## Text passage:
Kate Taylor: Islamic State’s assault on artifacts is more than vandalism
2015/04/20 Leave a comment
Good column. The insecurity of those who feel compelled to destroy the past.
The Russian and Iranian revolutions largely preserved their cultural and historical heritage (e.g., Hermitage, Persepolis):
The Royal Ontario Museum chose a provocative title for this week’s public discussion in Toronto about the destruction of museum artifacts, archeological sites and historic buildings by the Islamic State. “Cultural Genocide in Iraq and Syria” was the evening’s topic.
Has vandalism by the Islamic State, trumpeted to the world in a February video showing the destruction of artifacts at the Mosul Museum, reached such proportions? The answer that emerged at the ROM discussion was a pretty emphatic yes. For those of us who have worried about how to frame the loss of artifacts when multitudes are being raped, murdered or displaced, it is a message that is paradoxically comforting – or at least useful. The fate of living humans and the fate of ancient stones turn out to be intimately linked.

[Records contained in a dataset]
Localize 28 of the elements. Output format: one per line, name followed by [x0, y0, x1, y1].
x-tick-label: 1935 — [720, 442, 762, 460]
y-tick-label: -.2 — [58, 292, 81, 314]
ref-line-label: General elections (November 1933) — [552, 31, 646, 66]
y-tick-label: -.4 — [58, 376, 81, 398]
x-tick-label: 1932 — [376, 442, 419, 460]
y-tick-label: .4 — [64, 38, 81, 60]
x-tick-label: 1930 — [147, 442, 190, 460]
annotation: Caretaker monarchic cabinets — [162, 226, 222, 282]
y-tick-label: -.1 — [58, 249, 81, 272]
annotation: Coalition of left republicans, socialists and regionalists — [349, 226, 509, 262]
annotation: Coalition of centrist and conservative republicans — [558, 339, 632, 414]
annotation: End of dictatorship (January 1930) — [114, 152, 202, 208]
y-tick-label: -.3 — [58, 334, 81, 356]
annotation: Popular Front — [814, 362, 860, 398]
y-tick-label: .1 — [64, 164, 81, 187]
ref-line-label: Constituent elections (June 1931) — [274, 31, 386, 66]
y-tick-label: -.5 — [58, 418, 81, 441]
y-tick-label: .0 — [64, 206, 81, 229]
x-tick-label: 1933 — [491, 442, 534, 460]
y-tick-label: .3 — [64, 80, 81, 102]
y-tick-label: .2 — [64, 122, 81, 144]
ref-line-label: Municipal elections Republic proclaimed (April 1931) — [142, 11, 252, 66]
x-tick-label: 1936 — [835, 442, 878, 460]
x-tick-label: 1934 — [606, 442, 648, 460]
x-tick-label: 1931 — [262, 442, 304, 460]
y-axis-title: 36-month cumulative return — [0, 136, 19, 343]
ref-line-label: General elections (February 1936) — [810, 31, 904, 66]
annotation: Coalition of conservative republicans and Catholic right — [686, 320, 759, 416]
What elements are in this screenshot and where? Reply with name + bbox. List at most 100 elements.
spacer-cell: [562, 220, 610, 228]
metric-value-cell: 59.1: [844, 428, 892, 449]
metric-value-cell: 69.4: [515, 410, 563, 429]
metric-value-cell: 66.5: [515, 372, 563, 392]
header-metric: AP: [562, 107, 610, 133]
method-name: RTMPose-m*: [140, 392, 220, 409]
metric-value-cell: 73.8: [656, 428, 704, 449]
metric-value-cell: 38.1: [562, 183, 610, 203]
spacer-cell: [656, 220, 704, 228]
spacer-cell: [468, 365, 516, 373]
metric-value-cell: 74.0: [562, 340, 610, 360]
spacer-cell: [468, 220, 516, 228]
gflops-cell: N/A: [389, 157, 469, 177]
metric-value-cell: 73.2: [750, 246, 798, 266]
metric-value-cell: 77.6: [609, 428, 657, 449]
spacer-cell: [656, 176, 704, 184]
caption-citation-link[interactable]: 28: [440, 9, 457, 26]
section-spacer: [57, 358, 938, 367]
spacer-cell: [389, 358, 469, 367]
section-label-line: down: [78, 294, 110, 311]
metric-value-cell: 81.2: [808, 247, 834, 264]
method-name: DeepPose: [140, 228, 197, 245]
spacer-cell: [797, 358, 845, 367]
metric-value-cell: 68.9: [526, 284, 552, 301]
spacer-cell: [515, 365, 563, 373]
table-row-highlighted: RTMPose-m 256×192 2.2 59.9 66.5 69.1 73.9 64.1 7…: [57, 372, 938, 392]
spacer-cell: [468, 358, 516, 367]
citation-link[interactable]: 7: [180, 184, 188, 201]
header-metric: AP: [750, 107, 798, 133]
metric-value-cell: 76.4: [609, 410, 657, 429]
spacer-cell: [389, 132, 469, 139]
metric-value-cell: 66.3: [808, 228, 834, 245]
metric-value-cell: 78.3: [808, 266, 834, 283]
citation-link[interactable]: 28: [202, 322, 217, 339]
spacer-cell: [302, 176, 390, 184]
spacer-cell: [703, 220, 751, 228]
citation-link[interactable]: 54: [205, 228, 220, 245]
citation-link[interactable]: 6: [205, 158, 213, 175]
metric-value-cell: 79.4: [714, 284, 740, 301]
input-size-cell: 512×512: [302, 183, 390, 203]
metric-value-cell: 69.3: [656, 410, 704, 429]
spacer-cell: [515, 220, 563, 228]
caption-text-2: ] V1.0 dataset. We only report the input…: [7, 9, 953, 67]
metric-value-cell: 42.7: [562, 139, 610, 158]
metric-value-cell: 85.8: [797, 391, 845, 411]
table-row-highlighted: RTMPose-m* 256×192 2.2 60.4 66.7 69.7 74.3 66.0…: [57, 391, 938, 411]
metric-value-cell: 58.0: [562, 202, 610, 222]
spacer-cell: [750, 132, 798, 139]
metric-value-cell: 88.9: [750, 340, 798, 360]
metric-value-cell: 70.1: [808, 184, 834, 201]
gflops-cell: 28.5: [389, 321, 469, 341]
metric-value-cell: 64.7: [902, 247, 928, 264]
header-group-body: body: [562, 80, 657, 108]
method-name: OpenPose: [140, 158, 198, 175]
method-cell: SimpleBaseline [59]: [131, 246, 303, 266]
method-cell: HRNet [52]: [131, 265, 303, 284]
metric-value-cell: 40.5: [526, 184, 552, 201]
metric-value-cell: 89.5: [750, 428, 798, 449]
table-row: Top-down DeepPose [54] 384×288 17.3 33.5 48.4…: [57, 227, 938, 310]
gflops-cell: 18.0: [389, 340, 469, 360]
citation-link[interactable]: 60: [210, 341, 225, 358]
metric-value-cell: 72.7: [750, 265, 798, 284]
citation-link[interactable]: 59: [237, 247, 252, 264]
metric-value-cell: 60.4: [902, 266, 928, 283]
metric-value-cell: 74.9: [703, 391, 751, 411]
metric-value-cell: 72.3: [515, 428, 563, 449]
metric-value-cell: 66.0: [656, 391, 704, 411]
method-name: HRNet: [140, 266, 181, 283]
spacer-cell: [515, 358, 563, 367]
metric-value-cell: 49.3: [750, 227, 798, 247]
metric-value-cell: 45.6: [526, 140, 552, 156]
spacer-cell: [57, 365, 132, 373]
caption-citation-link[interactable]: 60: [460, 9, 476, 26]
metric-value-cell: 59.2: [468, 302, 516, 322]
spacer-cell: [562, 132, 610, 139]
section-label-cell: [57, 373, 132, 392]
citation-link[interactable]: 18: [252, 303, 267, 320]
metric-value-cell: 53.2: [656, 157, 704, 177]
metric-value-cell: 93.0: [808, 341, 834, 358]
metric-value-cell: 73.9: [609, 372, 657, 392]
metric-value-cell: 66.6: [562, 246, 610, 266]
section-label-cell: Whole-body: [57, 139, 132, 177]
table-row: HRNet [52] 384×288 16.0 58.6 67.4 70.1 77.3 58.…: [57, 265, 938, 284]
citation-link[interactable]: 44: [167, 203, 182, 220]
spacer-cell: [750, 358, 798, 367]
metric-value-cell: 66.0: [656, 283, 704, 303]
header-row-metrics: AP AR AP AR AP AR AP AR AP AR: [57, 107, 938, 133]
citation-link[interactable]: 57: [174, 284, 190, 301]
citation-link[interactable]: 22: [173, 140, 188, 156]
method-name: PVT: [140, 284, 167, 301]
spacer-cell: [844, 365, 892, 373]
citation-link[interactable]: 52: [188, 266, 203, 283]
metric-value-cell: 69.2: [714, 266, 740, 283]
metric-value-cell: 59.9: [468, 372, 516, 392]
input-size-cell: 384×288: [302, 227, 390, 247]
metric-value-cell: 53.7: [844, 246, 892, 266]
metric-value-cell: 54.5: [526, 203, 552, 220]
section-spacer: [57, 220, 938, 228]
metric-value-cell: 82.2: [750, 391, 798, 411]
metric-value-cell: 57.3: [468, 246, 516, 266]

## What to do:
1/ Translate this sentence from the artifacts post into Spanish: "The fate of living humans and the fate of ancient stones turn out to be intimately linked."
2/ Rewrite the part of the artifacts post starting at "Kate Taylor: Islamic" and ending at "the evening’s topic.", swapping "Toronto" for "Ottawa".
3/ Answer these questions using the artifacts post:
(a) Which two revolutions largely preserved their cultural and historical heritage?
(b) What was the topic of the Royal Ontario Museum's public discussion?
(c) In what month was the video showing the destruction at the Mosul Museum released?

## Task answers:
1/ El destino de los seres humanos vivos y el destino de las piedras antiguas resultan estar íntimamente ligados.

2/
Kate Taylor: Islamic State’s assault on artifacts is more than vandalism
2015/04/20 Leave a comment
Good column. The insecurity of those who feel compelled to destroy the past.
The Russian and Iranian revolutions largely preserved their cultural and historical heritage (e.g., Hermitage, Persepolis):
The Royal Ontario Museum chose a provocative title for this week’s public discussion in Ottawa about the destruction of museum artifacts, archeological sites and historic buildings by the Islamic State. “Cultural Genocide in Iraq and Syria” was the evening’s topic.

3/
(a) The Russian and Iranian revolutions.
(b) "Cultural Genocide in Iraq and Syria."
(c) February.